## What is expected
Transcribe every record that appears below, exactly and in full.

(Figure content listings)
::::::

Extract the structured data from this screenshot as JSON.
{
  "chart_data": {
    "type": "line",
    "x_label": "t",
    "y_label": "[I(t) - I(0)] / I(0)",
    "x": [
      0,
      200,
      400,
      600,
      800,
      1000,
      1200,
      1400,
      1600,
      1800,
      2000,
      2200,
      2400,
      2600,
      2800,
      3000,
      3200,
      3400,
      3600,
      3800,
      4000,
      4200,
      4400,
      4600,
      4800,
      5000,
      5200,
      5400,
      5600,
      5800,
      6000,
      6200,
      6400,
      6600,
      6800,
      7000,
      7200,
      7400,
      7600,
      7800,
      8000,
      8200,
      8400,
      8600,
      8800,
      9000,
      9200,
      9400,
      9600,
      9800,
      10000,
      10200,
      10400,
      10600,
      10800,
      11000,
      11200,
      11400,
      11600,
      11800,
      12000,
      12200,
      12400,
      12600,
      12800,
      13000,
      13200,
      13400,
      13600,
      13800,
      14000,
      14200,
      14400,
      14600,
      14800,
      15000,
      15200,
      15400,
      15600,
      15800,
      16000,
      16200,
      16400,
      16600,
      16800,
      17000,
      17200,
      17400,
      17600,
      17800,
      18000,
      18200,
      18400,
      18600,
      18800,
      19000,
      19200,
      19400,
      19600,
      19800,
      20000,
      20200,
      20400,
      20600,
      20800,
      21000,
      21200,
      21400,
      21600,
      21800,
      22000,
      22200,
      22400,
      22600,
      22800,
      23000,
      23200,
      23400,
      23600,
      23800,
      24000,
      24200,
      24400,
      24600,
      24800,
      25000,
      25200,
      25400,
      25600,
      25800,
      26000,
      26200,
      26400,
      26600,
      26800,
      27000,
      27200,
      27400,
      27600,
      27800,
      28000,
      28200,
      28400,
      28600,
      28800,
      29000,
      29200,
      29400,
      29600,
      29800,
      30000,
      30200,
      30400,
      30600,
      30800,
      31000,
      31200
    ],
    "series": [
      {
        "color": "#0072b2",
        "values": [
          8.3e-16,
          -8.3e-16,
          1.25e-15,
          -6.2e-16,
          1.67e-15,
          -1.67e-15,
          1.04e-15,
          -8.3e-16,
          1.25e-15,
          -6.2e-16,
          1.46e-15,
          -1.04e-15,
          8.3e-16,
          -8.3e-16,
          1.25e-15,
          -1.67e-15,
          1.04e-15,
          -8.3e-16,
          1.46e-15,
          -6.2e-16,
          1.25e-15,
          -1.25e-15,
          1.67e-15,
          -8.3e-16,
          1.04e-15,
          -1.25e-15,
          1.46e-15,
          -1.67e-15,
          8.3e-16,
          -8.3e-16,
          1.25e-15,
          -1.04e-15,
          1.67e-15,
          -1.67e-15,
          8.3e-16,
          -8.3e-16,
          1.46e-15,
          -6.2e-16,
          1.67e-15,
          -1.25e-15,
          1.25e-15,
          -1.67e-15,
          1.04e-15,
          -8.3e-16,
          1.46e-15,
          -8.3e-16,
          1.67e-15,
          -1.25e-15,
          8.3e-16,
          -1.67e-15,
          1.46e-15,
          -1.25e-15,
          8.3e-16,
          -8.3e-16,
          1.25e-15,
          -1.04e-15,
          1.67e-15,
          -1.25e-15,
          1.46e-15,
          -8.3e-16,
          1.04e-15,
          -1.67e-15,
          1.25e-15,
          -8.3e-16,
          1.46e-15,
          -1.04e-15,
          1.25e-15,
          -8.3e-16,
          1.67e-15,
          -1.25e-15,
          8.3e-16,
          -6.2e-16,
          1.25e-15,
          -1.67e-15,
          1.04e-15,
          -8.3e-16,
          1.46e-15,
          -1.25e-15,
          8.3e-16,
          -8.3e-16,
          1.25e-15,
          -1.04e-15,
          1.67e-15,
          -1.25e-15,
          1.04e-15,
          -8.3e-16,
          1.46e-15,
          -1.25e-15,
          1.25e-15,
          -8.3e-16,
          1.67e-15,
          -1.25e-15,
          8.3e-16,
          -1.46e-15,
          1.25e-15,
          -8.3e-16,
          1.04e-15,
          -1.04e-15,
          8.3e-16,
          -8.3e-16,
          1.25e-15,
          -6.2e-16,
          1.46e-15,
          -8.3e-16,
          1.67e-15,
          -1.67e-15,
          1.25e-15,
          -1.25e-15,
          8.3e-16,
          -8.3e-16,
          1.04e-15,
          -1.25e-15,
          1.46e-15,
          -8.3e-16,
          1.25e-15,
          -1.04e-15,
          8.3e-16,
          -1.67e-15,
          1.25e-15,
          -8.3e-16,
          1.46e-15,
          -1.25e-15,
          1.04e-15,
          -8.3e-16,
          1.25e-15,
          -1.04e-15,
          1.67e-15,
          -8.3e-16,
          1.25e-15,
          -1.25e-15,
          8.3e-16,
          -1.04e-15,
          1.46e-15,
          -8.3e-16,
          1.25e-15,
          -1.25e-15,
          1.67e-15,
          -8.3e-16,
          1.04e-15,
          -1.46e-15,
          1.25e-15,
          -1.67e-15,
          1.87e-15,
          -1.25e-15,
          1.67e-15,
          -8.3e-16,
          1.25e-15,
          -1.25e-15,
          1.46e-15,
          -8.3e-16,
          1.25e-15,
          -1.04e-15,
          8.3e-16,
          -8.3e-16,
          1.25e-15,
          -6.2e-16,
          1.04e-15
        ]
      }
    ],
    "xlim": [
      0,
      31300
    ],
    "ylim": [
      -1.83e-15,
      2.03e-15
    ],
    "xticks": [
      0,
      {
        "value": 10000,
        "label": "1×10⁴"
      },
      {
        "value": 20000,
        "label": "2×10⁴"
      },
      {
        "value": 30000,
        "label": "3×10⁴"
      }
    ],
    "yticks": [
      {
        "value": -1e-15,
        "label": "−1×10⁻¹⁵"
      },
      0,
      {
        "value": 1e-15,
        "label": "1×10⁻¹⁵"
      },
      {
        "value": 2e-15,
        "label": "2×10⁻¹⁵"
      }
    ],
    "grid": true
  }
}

::::::

## Solution
Extract the structured data from this screenshot as JSON.
{
  "chart_data": {
    "type": "line",
    "x_label": "t",
    "y_label": "[I(t) - I(0)] / I(0)",
    "x": [
      0,
      200,
      400,
      600,
      800,
      1000,
      1200,
      1400,
      1600,
      1800,
      2000,
      2200,
      2400,
      2600,
      2800,
      3000,
      3200,
      3400,
      3600,
      3800,
      4000,
      4200,
      4400,
      4600,
      4800,
      5000,
      5200,
      5400,
      5600,
      5800,
      6000,
      6200,
      6400,
      6600,
      6800,
      7000,
      7200,
      7400,
      7600,
      7800,
      8000,
      8200,
      8400,
      8600,
      8800,
      9000,
      9200,
      9400,
      9600,
      9800,
      10000,
      10200,
      10400,
      10600,
      10800,
      11000,
      11200,
      11400,
      11600,
      11800,
      12000,
      12200,
      12400,
      12600,
      12800,
      13000,
      13200,
      13400,
      13600,
      13800,
      14000,
      14200,
      14400,
      14600,
      14800,
      15000,
      15200,
      15400,
      15600,
      15800,
      16000,
      16200,
      16400,
      16600,
      16800,
      17000,
      17200,
      17400,
      17600,
      17800,
      18000,
      18200,
      18400,
      18600,
      18800,
      19000,
      19200,
      19400,
      19600,
      19800,
      20000,
      20200,
      20400,
      20600,
      20800,
      21000,
      21200,
      21400,
      21600,
      21800,
      22000,
      22200,
      22400,
      22600,
      22800,
      23000,
      23200,
      23400,
      23600,
      23800,
      24000,
      24200,
      24400,
      24600,
      24800,
      25000,
      25200,
      25400,
      25600,
      25800,
      26000,
      26200,
      26400,
      26600,
      26800,
      27000,
      27200,
      27400,
      27600,
      27800,
      28000,
      28200,
      28400,
      28600,
      28800,
      29000,
      29200,
      29400,
      29600,
      29800,
      30000,
      30200,
      30400,
      30600,
      30800,
      31000,
      31200
    ],
    "series": [
      {
        "color": "#0072b2",
        "values": [
          8.3e-16,
          -8.3e-16,
          1.25e-15,
          -6.2e-16,
          1.67e-15,
          -1.67e-15,
          1.04e-15,
          -8.3e-16,
          1.25e-15,
          -6.2e-16,
          1.46e-15,
          -1.04e-15,
          8.3e-16,
          -8.3e-16,
          1.25e-15,
          -1.67e-15,
          1.04e-15,
          -8.3e-16,
          1.46e-15,
          -6.2e-16,
          1.25e-15,
          -1.25e-15,
          1.67e-15,
          -8.3e-16,
          1.04e-15,
          -1.25e-15,
          1.46e-15,
          -1.67e-15,
          8.3e-16,
          -8.3e-16,
          1.25e-15,
          -1.04e-15,
          1.67e-15,
          -1.67e-15,
          8.3e-16,
          -8.3e-16,
          1.46e-15,
          -6.2e-16,
          1.67e-15,
          -1.25e-15,
          1.25e-15,
          -1.67e-15,
          1.04e-15,
          -8.3e-16,
          1.46e-15,
          -8.3e-16,
          1.67e-15,
          -1.25e-15,
          8.3e-16,
          -1.67e-15,
          1.46e-15,
          -1.25e-15,
          8.3e-16,
          -8.3e-16,
          1.25e-15,
          -1.04e-15,
          1.67e-15,
          -1.25e-15,
          1.46e-15,
          -8.3e-16,
          1.04e-15,
          -1.67e-15,
          1.25e-15,
          -8.3e-16,
          1.46e-15,
          -1.04e-15,
          1.25e-15,
          -8.3e-16,
          1.67e-15,
          -1.25e-15,
          8.3e-16,
          -6.2e-16,
          1.25e-15,
          -1.67e-15,
          1.04e-15,
          -8.3e-16,
          1.46e-15,
          -1.25e-15,
          8.3e-16,
          -8.3e-16,
          1.25e-15,
          -1.04e-15,
          1.67e-15,
          -1.25e-15,
          1.04e-15,
          -8.3e-16,
          1.46e-15,
          -1.25e-15,
          1.25e-15,
          -8.3e-16,
          1.67e-15,
          -1.25e-15,
          8.3e-16,
          -1.46e-15,
          1.25e-15,
          -8.3e-16,
          1.04e-15,
          -1.04e-15,
          8.3e-16,
          -8.3e-16,
          1.25e-15,
          -6.2e-16,
          1.46e-15,
          -8.3e-16,
          1.67e-15,
          -1.67e-15,
          1.25e-15,
          -1.25e-15,
          8.3e-16,
          -8.3e-16,
          1.04e-15,
          -1.25e-15,
          1.46e-15,
          -8.3e-16,
          1.25e-15,
          -1.04e-15,
          8.3e-16,
          -1.67e-15,
          1.25e-15,
          -8.3e-16,
          1.46e-15,
          -1.25e-15,
          1.04e-15,
          -8.3e-16,
          1.25e-15,
          -1.04e-15,
          1.67e-15,
          -8.3e-16,
          1.25e-15,
          -1.25e-15,
          8.3e-16,
          -1.04e-15,
          1.46e-15,
          -8.3e-16,
          1.25e-15,
          -1.25e-15,
          1.67e-15,
          -8.3e-16,
          1.04e-15,
          -1.46e-15,
          1.25e-15,
          -1.67e-15,
          1.87e-15,
          -1.25e-15,
          1.67e-15,
          -8.3e-16,
          1.25e-15,
          -1.25e-15,
          1.46e-15,
          -8.3e-16,
          1.25e-15,
          -1.04e-15,
          8.3e-16,
          -8.3e-16,
          1.25e-15,
          -6.2e-16,
          1.04e-15
        ]
      }
    ],
    "xlim": [
      0,
      31300
    ],
    "ylim": [
      -1.83e-15,
      2.03e-15
    ],
    "xticks": [
      0,
      {
        "value": 10000,
        "label": "1×10⁴"
      },
      {
        "value": 20000,
        "label": "2×10⁴"
      },
      {
        "value": 30000,
        "label": "3×10⁴"
      }
    ],
    "yticks": [
      {
        "value": -1e-15,
        "label": "−1×10⁻¹⁵"
      },
      0,
      {
        "value": 1e-15,
        "label": "1×10⁻¹⁵"
      },
      {
        "value": 2e-15,
        "label": "2×10⁻¹⁵"
      }
    ],
    "grid": true
  }
}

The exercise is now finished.